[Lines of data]
- - -

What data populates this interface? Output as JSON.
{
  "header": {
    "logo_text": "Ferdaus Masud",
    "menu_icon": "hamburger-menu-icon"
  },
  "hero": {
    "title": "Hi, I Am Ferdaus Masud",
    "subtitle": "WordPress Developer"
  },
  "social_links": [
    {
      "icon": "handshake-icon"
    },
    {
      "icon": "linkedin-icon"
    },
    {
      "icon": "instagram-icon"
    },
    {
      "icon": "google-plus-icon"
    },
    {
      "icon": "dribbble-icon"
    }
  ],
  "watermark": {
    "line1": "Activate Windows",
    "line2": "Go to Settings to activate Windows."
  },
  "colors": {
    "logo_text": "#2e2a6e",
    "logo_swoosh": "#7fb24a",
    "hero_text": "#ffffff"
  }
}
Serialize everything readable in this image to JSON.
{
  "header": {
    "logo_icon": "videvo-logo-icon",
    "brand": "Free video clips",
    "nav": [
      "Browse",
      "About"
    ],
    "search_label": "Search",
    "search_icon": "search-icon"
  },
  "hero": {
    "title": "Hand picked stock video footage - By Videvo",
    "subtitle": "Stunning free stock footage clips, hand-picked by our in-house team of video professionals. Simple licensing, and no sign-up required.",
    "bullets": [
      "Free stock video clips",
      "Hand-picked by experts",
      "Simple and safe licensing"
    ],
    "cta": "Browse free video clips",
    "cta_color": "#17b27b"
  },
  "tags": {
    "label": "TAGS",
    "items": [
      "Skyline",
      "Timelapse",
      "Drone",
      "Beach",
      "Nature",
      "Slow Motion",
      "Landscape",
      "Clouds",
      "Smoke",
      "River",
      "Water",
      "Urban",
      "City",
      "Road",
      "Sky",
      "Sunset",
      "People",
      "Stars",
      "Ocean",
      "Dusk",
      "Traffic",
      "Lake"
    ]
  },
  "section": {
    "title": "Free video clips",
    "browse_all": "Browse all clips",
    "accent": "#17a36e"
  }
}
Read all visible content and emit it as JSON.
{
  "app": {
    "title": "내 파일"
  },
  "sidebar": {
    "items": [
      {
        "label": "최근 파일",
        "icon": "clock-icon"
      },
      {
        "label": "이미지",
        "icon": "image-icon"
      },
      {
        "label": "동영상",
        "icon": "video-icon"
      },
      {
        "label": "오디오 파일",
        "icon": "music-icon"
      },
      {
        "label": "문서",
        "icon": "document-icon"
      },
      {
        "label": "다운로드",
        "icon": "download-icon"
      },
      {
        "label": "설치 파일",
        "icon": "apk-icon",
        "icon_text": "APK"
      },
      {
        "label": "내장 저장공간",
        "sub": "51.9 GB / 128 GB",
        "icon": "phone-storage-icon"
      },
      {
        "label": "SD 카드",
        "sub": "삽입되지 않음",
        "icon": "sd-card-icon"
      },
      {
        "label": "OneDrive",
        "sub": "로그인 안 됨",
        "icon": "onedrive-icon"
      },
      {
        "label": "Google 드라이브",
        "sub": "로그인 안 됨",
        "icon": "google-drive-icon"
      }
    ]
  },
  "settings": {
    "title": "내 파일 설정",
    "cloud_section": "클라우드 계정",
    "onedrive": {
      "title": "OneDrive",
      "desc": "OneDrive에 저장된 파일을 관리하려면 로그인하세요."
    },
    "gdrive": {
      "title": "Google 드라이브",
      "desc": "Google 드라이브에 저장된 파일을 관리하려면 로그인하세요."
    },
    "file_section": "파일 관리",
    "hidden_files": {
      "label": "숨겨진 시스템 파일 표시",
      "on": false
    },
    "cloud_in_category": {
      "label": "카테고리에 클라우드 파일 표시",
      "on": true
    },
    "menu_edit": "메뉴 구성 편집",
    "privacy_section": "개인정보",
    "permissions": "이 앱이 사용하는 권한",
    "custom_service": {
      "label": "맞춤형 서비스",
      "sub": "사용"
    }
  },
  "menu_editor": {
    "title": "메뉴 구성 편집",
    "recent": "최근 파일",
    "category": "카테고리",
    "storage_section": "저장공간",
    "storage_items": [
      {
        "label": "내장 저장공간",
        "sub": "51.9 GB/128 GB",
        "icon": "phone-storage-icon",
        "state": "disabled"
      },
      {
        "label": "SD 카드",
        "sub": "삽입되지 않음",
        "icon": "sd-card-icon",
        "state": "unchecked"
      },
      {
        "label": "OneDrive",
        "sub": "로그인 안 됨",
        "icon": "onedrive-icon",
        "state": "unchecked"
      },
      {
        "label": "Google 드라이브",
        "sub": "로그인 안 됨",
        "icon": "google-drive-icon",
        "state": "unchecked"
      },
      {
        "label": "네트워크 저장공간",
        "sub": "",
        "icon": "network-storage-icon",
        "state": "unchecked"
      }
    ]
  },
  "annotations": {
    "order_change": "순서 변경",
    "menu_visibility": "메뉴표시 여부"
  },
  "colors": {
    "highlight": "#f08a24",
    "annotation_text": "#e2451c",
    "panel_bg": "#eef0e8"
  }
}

- - -

**Given problem:** Print the records once more, exactly as they were given.

**Answer to this task:**
What data populates this interface? Output as JSON.
{
  "header": {
    "logo_text": "Ferdaus Masud",
    "menu_icon": "hamburger-menu-icon"
  },
  "hero": {
    "title": "Hi, I Am Ferdaus Masud",
    "subtitle": "WordPress Developer"
  },
  "social_links": [
    {
      "icon": "handshake-icon"
    },
    {
      "icon": "linkedin-icon"
    },
    {
      "icon": "instagram-icon"
    },
    {
      "icon": "google-plus-icon"
    },
    {
      "icon": "dribbble-icon"
    }
  ],
  "watermark": {
    "line1": "Activate Windows",
    "line2": "Go to Settings to activate Windows."
  },
  "colors": {
    "logo_text": "#2e2a6e",
    "logo_swoosh": "#7fb24a",
    "hero_text": "#ffffff"
  }
}
Serialize everything readable in this image to JSON.
{
  "header": {
    "logo_icon": "videvo-logo-icon",
    "brand": "Free video clips",
    "nav": [
      "Browse",
      "About"
    ],
    "search_label": "Search",
    "search_icon": "search-icon"
  },
  "hero": {
    "title": "Hand picked stock video footage - By Videvo",
    "subtitle": "Stunning free stock footage clips, hand-picked by our in-house team of video professionals. Simple licensing, and no sign-up required.",
    "bullets": [
      "Free stock video clips",
      "Hand-picked by experts",
      "Simple and safe licensing"
    ],
    "cta": "Browse free video clips",
    "cta_color": "#17b27b"
  },
  "tags": {
    "label": "TAGS",
    "items": [
      "Skyline",
      "Timelapse",
      "Drone",
      "Beach",
      "Nature",
      "Slow Motion",
      "Landscape",
      "Clouds",
      "Smoke",
      "River",
      "Water",
      "Urban",
      "City",
      "Road",
      "Sky",
      "Sunset",
      "People",
      "Stars",
      "Ocean",
      "Dusk",
      "Traffic",
      "Lake"
    ]
  },
  "section": {
    "title": "Free video clips",
    "browse_all": "Browse all clips",
    "accent": "#17a36e"
  }
}
Read all visible content and emit it as JSON.
{
  "app": {
    "title": "내 파일"
  },
  "sidebar": {
    "items": [
      {
        "label": "최근 파일",
        "icon": "clock-icon"
      },
      {
        "label": "이미지",
        "icon": "image-icon"
      },
      {
        "label": "동영상",
        "icon": "video-icon"
      },
      {
        "label": "오디오 파일",
        "icon": "music-icon"
      },
      {
        "label": "문서",
        "icon": "document-icon"
      },
      {
        "label": "다운로드",
        "icon": "download-icon"
      },
      {
        "label": "설치 파일",
        "icon": "apk-icon",
        "icon_text": "APK"
      },
      {
        "label": "내장 저장공간",
        "sub": "51.9 GB / 128 GB",
        "icon": "phone-storage-icon"
      },
      {
        "label": "SD 카드",
        "sub": "삽입되지 않음",
        "icon": "sd-card-icon"
      },
      {
        "label": "OneDrive",
        "sub": "로그인 안 됨",
        "icon": "onedrive-icon"
      },
      {
        "label": "Google 드라이브",
        "sub": "로그인 안 됨",
        "icon": "google-drive-icon"
      }
    ]
  },
  "settings": {
    "title": "내 파일 설정",
    "cloud_section": "클라우드 계정",
    "onedrive": {
      "title": "OneDrive",
      "desc": "OneDrive에 저장된 파일을 관리하려면 로그인하세요."
    },
    "gdrive": {
      "title": "Google 드라이브",
      "desc": "Google 드라이브에 저장된 파일을 관리하려면 로그인하세요."
    },
    "file_section": "파일 관리",
    "hidden_files": {
      "label": "숨겨진 시스템 파일 표시",
      "on": false
    },
    "cloud_in_category": {
      "label": "카테고리에 클라우드 파일 표시",
      "on": true
    },
    "menu_edit": "메뉴 구성 편집",
    "privacy_section": "개인정보",
    "permissions": "이 앱이 사용하는 권한",
    "custom_service": {
      "label": "맞춤형 서비스",
      "sub": "사용"
    }
  },
  "menu_editor": {
    "title": "메뉴 구성 편집",
    "recent": "최근 파일",
    "category": "카테고리",
    "storage_section": "저장공간",
    "storage_items": [
      {
        "label": "내장 저장공간",
        "sub": "51.9 GB/128 GB",
        "icon": "phone-storage-icon",
        "state": "disabled"
      },
      {
        "label": "SD 카드",
        "sub": "삽입되지 않음",
        "icon": "sd-card-icon",
        "state": "unchecked"
      },
      {
        "label": "OneDrive",
        "sub": "로그인 안 됨",
        "icon": "onedrive-icon",
        "state": "unchecked"
      },
      {
        "label": "Google 드라이브",
        "sub": "로그인 안 됨",
        "icon": "google-drive-icon",
        "state": "unchecked"
      },
      {
        "label": "네트워크 저장공간",
        "sub": "",
        "icon": "network-storage-icon",
        "state": "unchecked"
      }
    ]
  },
  "annotations": {
    "order_change": "순서 변경",
    "menu_visibility": "메뉴표시 여부"
  },
  "colors": {
    "highlight": "#f08a24",
    "annotation_text": "#e2451c",
    "panel_bg": "#eef0e8"
  }
}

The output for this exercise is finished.